WHAT TO WORK ON: Check every line in the records below for the word "Marilyn" and report how many have it, nothing more.

## Start

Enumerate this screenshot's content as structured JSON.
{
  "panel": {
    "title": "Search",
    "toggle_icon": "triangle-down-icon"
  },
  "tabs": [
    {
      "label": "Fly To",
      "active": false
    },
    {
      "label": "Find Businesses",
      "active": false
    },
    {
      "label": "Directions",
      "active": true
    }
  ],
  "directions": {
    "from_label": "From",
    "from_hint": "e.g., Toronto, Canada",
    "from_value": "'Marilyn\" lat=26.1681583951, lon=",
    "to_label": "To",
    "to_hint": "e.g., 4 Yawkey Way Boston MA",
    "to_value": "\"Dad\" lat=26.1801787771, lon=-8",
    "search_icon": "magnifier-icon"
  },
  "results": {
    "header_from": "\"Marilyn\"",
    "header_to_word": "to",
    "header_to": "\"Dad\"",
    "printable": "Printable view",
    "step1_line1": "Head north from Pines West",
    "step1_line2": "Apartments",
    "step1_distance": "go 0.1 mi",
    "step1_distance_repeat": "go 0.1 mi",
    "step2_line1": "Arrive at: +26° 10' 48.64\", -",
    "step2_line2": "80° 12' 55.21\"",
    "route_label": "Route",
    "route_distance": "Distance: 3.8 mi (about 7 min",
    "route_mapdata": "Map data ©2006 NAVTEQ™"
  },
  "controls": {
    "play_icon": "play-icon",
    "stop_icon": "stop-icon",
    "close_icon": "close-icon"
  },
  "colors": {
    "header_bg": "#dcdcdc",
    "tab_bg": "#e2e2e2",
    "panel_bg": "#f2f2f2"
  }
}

## End

SOLUTION TO THIS PROBLEM: 2